++++ Task material ++++

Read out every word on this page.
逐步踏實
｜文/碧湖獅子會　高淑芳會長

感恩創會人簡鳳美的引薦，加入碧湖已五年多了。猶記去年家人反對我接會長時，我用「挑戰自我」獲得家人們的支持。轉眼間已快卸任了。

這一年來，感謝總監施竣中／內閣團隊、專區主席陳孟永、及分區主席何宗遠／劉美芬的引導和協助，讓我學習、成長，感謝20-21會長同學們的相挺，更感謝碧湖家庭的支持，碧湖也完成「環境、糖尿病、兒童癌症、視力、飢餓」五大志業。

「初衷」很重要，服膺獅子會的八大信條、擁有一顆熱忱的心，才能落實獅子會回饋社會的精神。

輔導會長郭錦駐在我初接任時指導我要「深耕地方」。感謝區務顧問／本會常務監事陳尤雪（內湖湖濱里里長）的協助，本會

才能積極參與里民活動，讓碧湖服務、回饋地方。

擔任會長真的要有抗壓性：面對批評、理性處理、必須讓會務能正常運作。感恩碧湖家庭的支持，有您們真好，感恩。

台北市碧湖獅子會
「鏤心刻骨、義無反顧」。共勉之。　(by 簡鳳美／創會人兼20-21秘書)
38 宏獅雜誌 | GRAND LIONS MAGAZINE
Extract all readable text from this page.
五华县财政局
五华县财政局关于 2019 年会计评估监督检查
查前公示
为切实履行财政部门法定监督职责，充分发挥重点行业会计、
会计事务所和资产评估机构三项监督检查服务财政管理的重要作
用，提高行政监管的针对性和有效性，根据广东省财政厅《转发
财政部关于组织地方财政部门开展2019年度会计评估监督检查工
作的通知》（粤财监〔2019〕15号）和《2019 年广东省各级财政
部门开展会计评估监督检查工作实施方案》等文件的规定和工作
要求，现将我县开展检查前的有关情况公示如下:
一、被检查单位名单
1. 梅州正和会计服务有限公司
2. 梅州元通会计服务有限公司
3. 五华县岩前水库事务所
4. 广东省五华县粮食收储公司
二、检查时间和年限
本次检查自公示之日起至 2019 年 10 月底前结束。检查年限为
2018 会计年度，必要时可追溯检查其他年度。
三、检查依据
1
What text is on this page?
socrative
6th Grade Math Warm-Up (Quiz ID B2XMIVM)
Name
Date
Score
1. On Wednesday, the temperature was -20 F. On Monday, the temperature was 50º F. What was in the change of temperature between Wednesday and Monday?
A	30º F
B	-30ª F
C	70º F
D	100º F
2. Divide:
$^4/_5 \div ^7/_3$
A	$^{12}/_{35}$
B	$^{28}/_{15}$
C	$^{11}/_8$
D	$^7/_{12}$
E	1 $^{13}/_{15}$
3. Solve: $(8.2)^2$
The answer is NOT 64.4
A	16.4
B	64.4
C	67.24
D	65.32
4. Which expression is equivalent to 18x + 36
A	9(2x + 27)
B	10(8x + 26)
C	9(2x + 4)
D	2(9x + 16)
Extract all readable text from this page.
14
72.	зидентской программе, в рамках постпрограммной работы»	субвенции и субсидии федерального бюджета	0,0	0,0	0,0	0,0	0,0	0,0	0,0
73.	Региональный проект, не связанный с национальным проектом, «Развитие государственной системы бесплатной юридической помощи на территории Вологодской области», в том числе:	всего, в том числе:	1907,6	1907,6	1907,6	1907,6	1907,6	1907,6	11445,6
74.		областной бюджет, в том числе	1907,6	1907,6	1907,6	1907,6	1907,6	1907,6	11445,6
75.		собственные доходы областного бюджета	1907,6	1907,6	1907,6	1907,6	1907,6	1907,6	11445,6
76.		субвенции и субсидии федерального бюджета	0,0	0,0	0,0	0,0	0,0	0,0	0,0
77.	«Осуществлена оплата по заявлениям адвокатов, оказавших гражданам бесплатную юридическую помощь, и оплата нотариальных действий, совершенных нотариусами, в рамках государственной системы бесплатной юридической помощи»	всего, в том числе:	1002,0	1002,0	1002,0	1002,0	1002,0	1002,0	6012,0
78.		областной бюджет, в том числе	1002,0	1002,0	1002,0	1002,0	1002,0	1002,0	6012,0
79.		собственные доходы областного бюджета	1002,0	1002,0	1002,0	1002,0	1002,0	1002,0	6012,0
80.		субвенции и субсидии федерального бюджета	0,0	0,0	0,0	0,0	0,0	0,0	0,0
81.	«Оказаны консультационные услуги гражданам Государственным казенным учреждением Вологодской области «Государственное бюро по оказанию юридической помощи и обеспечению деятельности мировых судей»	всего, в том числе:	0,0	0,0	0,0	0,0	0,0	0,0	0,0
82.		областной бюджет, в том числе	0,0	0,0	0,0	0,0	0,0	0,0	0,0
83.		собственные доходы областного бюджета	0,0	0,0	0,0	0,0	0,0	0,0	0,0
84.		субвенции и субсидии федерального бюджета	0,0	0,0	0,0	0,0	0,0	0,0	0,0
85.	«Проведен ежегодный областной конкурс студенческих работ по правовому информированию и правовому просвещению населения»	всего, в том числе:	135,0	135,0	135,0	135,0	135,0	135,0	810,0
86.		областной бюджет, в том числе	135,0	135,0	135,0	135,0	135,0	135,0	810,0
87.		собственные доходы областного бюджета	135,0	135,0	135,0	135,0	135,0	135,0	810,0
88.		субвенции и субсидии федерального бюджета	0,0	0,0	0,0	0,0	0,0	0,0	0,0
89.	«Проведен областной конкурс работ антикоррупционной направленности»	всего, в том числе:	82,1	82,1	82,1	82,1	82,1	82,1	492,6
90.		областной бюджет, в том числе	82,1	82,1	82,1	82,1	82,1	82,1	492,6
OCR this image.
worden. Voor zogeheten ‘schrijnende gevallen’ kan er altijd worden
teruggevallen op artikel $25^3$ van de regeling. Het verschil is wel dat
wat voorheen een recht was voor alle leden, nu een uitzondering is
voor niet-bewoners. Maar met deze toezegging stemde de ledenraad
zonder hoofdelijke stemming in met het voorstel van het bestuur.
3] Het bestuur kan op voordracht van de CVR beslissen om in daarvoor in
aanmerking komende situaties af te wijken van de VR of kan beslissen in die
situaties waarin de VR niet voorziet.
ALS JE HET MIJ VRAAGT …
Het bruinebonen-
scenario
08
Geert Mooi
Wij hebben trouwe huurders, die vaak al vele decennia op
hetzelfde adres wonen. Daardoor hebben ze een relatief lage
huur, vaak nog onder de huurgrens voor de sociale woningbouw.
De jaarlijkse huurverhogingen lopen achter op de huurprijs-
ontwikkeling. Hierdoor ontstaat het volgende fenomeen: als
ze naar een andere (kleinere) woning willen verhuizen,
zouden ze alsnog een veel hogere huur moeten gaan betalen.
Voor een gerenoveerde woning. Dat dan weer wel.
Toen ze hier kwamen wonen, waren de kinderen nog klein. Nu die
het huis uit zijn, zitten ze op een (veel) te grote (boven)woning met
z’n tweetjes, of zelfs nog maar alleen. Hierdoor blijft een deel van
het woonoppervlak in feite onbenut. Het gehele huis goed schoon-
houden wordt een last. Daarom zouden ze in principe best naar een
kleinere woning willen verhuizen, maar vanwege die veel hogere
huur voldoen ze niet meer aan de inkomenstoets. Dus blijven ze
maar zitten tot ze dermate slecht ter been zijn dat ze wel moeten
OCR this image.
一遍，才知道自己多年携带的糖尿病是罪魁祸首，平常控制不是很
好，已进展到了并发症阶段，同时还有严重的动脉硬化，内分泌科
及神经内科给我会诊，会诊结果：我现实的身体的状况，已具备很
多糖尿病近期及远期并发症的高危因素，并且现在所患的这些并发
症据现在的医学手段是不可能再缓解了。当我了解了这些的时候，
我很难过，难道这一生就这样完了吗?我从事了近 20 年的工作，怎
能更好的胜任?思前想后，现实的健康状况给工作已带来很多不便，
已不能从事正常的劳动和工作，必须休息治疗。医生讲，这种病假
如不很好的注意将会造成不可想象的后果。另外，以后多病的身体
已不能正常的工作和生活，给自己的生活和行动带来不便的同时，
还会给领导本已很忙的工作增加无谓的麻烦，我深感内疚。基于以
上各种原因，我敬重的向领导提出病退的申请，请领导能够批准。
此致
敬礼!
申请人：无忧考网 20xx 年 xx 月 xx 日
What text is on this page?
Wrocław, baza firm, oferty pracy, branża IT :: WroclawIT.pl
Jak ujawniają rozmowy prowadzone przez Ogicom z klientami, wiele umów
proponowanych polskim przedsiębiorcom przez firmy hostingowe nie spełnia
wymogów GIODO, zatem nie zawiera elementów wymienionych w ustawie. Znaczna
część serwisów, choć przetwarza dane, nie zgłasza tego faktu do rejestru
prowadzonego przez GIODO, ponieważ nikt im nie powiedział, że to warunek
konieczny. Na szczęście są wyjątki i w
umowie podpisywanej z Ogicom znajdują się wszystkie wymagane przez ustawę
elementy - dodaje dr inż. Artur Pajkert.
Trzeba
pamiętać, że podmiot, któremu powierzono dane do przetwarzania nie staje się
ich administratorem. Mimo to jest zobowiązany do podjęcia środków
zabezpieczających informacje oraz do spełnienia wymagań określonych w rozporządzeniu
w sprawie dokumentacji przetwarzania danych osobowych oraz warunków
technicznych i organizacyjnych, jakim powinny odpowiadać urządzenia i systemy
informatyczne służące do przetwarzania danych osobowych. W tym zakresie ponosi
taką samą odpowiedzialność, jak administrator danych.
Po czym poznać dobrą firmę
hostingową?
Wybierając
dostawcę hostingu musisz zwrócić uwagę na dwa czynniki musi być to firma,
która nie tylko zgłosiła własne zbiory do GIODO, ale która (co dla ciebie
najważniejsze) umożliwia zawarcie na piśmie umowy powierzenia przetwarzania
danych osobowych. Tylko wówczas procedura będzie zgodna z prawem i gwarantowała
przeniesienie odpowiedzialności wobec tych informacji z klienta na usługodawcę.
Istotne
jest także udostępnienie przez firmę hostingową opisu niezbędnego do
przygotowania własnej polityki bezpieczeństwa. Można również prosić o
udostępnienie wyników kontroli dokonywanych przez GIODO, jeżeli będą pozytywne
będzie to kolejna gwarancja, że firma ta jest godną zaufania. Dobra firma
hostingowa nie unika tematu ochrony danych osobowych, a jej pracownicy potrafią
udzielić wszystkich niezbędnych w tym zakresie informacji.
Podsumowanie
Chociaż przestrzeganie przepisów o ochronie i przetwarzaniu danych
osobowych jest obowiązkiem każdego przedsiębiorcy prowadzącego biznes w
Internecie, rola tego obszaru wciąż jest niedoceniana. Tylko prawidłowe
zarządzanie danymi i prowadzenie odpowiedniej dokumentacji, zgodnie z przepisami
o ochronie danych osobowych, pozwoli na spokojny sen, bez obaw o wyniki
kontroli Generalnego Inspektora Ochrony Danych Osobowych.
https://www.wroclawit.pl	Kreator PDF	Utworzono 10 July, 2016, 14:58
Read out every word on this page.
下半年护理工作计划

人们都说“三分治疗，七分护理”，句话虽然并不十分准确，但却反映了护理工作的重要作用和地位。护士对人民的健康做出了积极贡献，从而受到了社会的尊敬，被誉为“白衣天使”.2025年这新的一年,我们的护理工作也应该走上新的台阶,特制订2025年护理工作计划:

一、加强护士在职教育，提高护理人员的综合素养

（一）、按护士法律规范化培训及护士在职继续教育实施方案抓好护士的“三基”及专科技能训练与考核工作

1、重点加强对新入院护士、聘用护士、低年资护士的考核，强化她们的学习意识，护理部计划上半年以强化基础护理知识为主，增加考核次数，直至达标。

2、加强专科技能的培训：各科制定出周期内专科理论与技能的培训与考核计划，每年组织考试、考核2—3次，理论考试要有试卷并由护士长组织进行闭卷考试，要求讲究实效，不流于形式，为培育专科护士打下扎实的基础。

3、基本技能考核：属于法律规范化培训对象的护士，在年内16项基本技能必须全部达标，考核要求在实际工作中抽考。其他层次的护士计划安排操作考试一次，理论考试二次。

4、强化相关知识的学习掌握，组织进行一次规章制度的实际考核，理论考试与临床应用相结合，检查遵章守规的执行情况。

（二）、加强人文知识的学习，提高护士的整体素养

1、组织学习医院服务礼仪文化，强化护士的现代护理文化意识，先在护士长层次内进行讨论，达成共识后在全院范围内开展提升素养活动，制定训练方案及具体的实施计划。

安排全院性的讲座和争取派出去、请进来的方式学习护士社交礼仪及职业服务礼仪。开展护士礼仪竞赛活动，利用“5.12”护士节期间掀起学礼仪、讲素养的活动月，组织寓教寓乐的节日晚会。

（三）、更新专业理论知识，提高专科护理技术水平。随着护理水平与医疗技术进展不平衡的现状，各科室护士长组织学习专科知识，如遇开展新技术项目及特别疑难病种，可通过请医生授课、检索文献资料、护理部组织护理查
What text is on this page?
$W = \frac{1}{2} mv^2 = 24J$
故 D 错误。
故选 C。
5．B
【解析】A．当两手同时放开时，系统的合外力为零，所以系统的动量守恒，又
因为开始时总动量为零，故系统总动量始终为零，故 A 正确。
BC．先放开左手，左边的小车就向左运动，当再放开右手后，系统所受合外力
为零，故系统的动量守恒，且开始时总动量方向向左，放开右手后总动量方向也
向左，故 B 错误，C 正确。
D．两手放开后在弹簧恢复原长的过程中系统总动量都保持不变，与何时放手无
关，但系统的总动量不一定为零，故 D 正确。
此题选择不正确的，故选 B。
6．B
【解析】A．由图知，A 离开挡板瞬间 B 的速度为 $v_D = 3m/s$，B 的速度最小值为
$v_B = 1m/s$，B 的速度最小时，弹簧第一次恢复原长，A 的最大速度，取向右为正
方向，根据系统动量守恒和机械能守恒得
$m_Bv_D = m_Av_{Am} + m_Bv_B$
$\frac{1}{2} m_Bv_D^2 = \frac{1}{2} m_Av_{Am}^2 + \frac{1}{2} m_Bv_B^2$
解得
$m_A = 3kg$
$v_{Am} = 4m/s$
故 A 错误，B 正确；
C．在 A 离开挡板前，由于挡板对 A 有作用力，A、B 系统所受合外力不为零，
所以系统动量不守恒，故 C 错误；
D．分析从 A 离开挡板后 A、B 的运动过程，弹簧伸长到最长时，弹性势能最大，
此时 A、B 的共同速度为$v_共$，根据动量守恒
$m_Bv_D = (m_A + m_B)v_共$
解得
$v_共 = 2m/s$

++++

* Task brief:
Whenever "dokumentacji" turns up in a line, pick that line out.

* Solution for this problem:
w sprawie dokumentacji przetwarzania danych osobowych oraz warunków
zarządzanie danymi i prowadzenie odpowiedniej dokumentacji, zgodnie z przepisami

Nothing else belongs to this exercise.